Saved entries:
● ● ● ● ●
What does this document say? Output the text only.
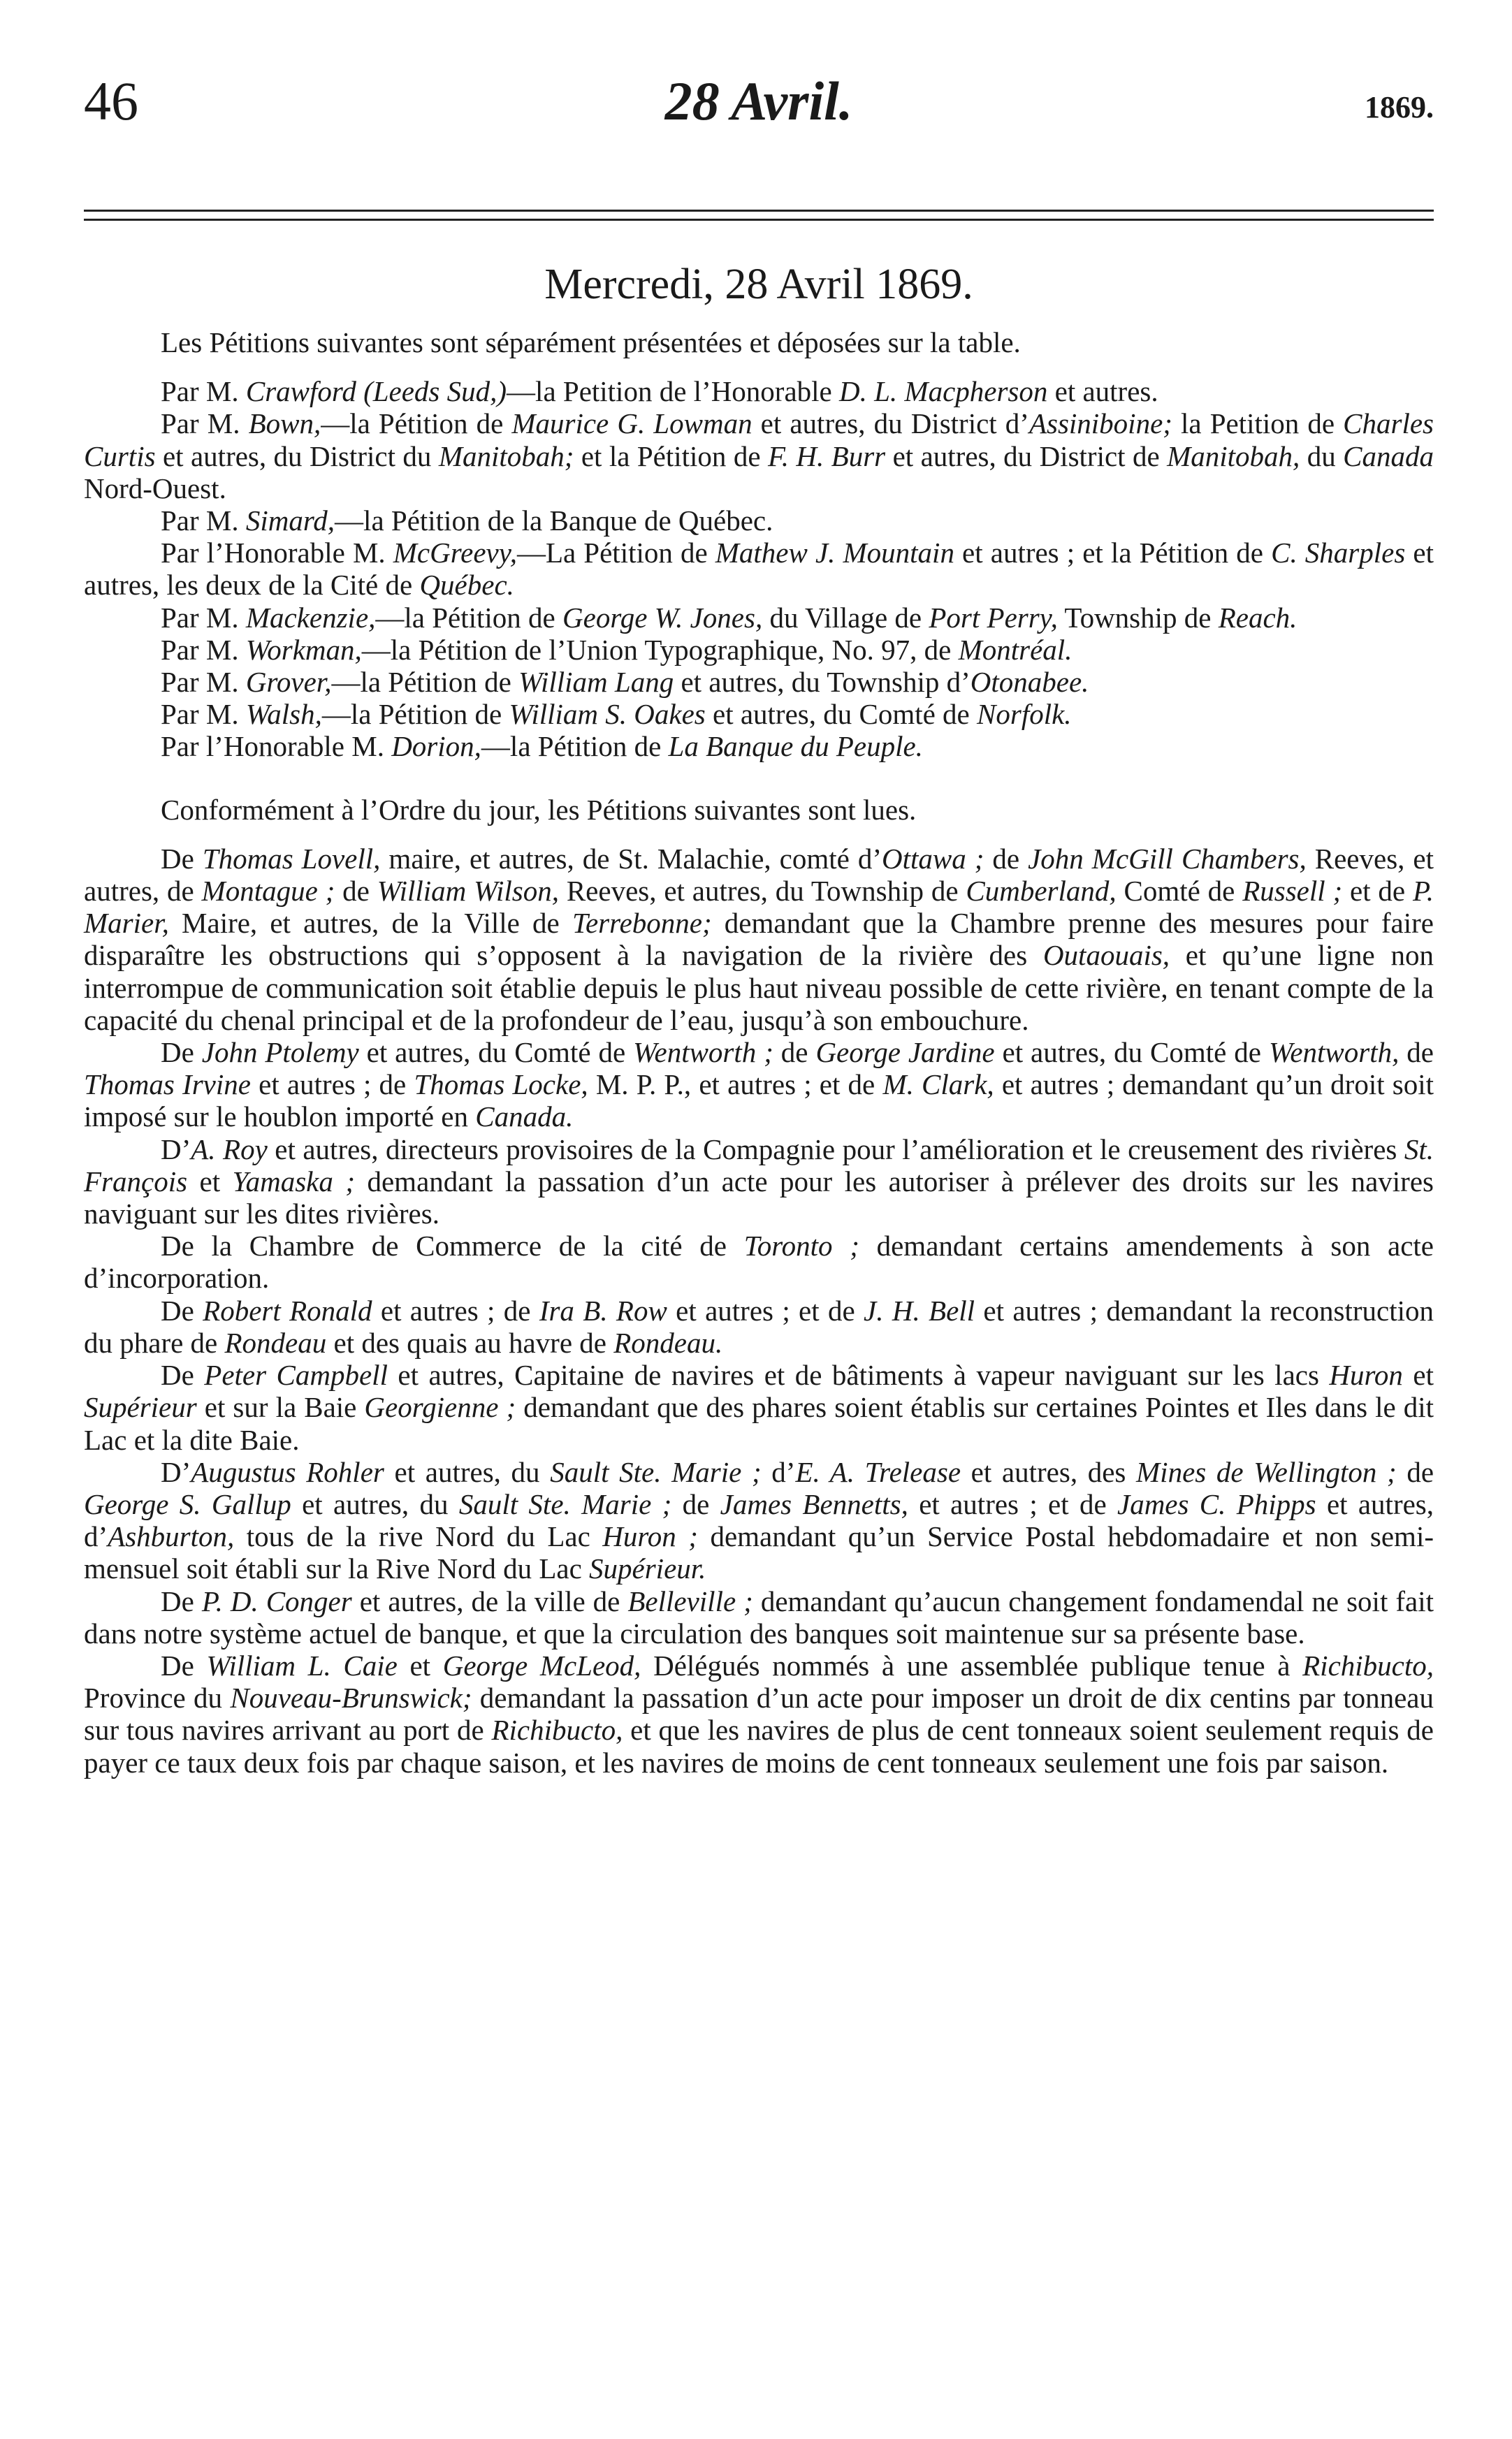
46	28 Avril.	1869.
Mercredi, 28 Avril 1869.

Les Pétitions suivantes sont séparément présentées et déposées sur la table.

Par M. Crawford (Leeds Sud,)—la Petition de l’Honorable D. L. Macpherson et autres.

Par M. Bown,—la Pétition de Maurice G. Lowman et autres, du District d’Assiniboine; la Petition de Charles Curtis et autres, du District du Manitobah; et la Pétition de F. H. Burr et autres, du District de Manitobah, du Canada Nord-Ouest.

Par M. Simard,—la Pétition de la Banque de Québec.

Par l’Honorable M. McGreevy,—La Pétition de Mathew J. Mountain et autres ; et la Pétition de C. Sharples et autres, les deux de la Cité de Québec.

Par M. Mackenzie,—la Pétition de George W. Jones, du Village de Port Perry, Township de Reach.

Par M. Workman,—la Pétition de l’Union Typographique, No. 97, de Montréal.

Par M. Grover,—la Pétition de William Lang et autres, du Township d’Otonabee.

Par M. Walsh,—la Pétition de William S. Oakes et autres, du Comté de Norfolk.

Par l’Honorable M. Dorion,—la Pétition de La Banque du Peuple.

Conformément à l’Ordre du jour, les Pétitions suivantes sont lues.

De Thomas Lovell, maire, et autres, de St. Malachie, comté d’Ottawa ; de John McGill Chambers, Reeves, et autres, de Montague ; de William Wilson, Reeves, et autres, du Township de Cumberland, Comté de Russell ; et de P. Marier, Maire, et autres, de la Ville de Terrebonne; demandant que la Chambre prenne des mesures pour faire disparaître les obstructions qui s’opposent à la navigation de la rivière des Outaouais, et qu’une ligne non interrompue de communication soit établie depuis le plus haut niveau possible de cette rivière, en tenant compte de la capacité du chenal principal et de la profondeur de l’eau, jusqu’à son embouchure.

De John Ptolemy et autres, du Comté de Wentworth ; de George Jardine et autres, du Comté de Wentworth, de Thomas Irvine et autres ; de Thomas Locke, M. P. P., et autres ; et de M. Clark, et autres ; demandant qu’un droit soit imposé sur le houblon importé en Canada.

D’A. Roy et autres, directeurs provisoires de la Compagnie pour l’amélioration et le creusement des rivières St. François et Yamaska ; demandant la passation d’un acte pour les autoriser à prélever des droits sur les navires naviguant sur les dites rivières.

De la Chambre de Commerce de la cité de Toronto ; demandant certains amendements à son acte d’incorporation.

De Robert Ronald et autres ; de Ira B. Row et autres ; et de J. H. Bell et autres ; demandant la reconstruction du phare de Rondeau et des quais au havre de Rondeau.

De Peter Campbell et autres, Capitaine de navires et de bâtiments à vapeur naviguant sur les lacs Huron et Supérieur et sur la Baie Georgienne ; demandant que des phares soient établis sur certaines Pointes et Iles dans le dit Lac et la dite Baie.

D’Augustus Rohler et autres, du Sault Ste. Marie ; d’E. A. Trelease et autres, des Mines de Wellington ; de George S. Gallup et autres, du Sault Ste. Marie ; de James Bennetts, et autres ; et de James C. Phipps et autres, d’Ashburton, tous de la rive Nord du Lac Huron ; demandant qu’un Service Postal hebdomadaire et non semi-mensuel soit établi sur la Rive Nord du Lac Supérieur.

De P. D. Conger et autres, de la ville de Belleville ; demandant qu’aucun changement fondamendal ne soit fait dans notre système actuel de banque, et que la circulation des banques soit maintenue sur sa présente base.

De William L. Caie et George McLeod, Délégués nommés à une assemblée publique tenue à Richibucto, Province du Nouveau-Brunswick; demandant la passation d’un acte pour imposer un droit de dix centins par tonneau sur tous navires arrivant au port de Richibucto, et que les navires de plus de cent tonneaux soient seulement requis de payer ce taux deux fois par chaque saison, et les navires de moins de cent tonneaux seulement une fois par saison.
● ● ● ● ●
_Requirements:_
Nothing but a number is needed here: how many lines hold the string "Pétitions"?

_Result for this exercise:_
2